• WRITTEN EXERCISE:
Where a line in the listing contains the string "Units", copy that line out.
[start of TASK DATA]
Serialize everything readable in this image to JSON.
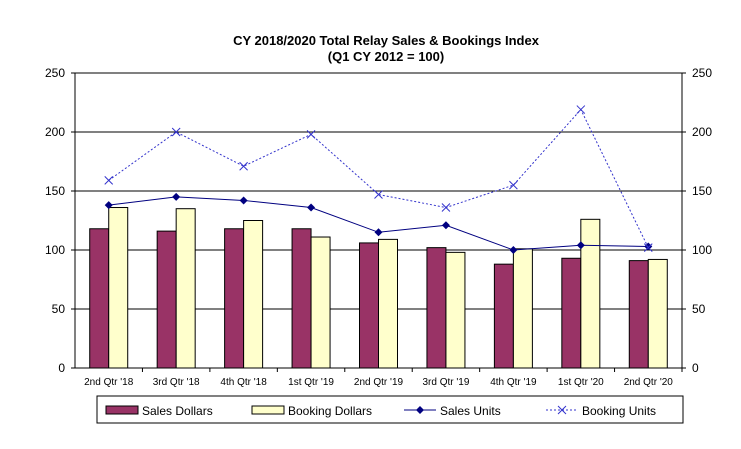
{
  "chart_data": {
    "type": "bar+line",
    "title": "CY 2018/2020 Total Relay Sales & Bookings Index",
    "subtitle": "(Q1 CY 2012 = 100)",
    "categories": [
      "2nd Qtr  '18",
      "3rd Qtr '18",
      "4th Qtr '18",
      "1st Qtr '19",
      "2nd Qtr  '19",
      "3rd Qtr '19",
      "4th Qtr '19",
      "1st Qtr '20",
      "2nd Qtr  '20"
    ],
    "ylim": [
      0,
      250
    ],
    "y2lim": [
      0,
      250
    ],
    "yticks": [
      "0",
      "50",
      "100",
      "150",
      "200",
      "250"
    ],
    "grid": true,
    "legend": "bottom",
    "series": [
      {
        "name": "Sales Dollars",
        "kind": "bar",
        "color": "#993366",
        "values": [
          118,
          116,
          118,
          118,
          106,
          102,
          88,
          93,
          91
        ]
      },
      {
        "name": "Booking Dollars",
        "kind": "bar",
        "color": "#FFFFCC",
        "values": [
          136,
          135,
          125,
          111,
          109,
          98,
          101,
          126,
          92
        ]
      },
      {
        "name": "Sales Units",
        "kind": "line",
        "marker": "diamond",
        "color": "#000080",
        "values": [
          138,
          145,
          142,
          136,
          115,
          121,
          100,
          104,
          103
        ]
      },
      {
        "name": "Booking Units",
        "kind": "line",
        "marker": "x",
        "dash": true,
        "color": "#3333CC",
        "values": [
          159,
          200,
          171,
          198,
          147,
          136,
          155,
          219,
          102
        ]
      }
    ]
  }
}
[end of TASK DATA]
[start of TASK DATA]
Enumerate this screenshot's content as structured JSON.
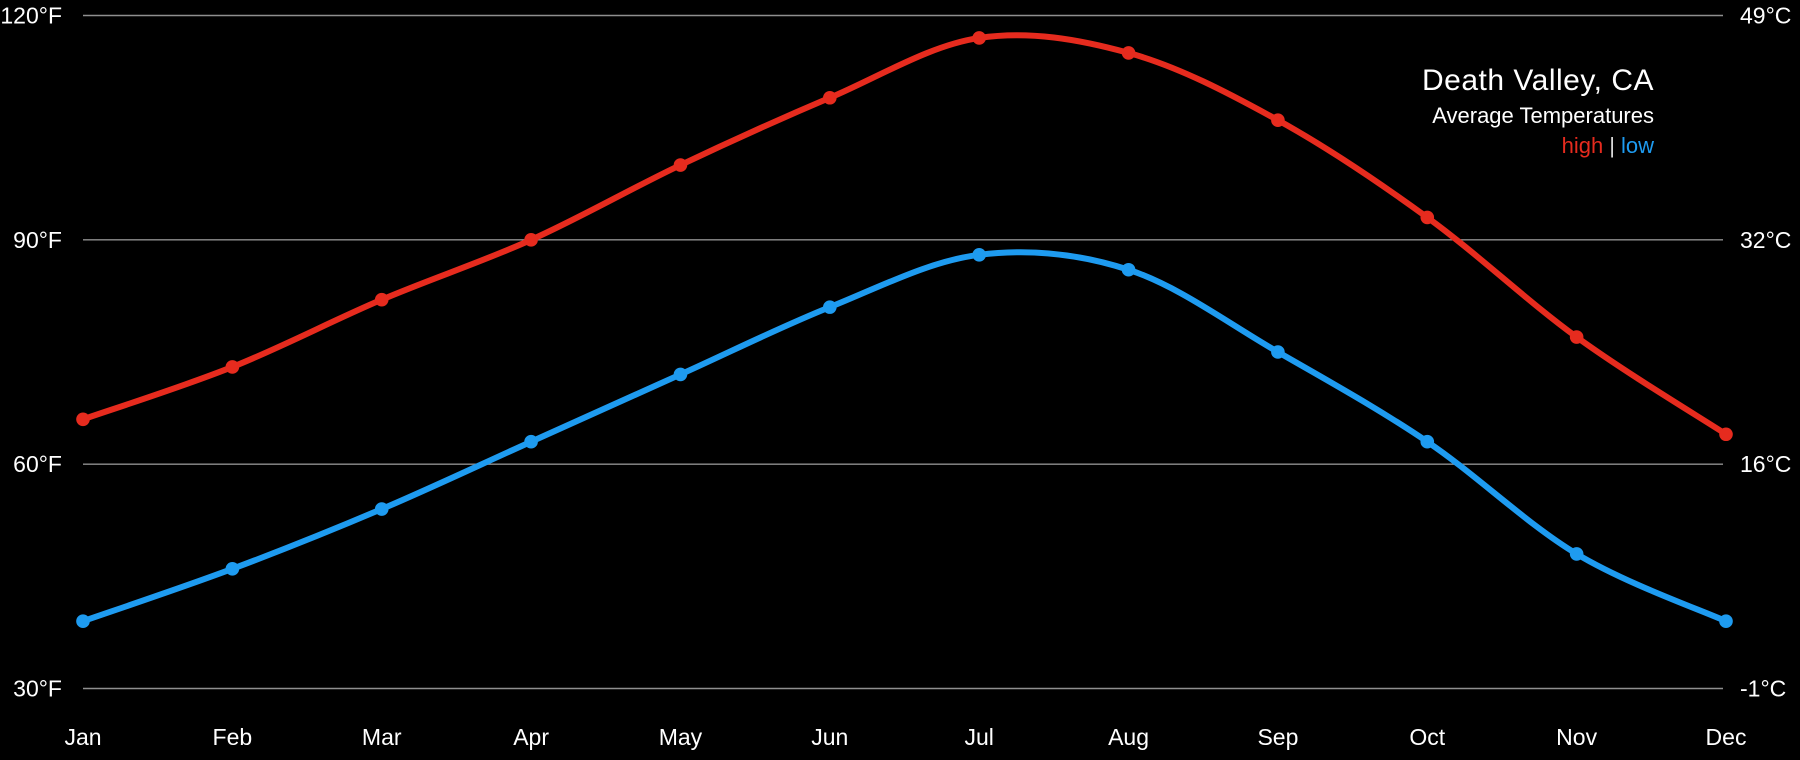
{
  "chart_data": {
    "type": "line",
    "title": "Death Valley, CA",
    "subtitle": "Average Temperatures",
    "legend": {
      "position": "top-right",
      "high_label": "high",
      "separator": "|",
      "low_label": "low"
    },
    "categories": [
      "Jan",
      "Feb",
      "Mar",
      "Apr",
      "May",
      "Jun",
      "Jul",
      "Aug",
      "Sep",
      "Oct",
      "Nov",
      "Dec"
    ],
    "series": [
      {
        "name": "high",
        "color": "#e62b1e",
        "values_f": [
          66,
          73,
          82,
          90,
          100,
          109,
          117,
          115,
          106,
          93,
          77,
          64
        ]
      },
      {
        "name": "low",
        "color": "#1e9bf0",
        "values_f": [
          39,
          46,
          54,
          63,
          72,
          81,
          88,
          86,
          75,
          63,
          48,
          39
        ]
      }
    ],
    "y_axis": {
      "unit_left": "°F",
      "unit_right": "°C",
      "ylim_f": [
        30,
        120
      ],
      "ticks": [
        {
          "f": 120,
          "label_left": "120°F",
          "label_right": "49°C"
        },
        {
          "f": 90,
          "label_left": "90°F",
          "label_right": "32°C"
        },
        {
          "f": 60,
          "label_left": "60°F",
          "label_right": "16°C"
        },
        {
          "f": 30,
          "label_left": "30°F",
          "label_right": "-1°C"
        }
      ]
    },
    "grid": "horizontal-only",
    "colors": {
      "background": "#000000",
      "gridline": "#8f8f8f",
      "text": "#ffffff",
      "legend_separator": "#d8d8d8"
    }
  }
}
[end of TASK DATA]
• RESPONSE FOR THIS EXERCISE:
        "name": "Sales Units",
        "name": "Booking Units",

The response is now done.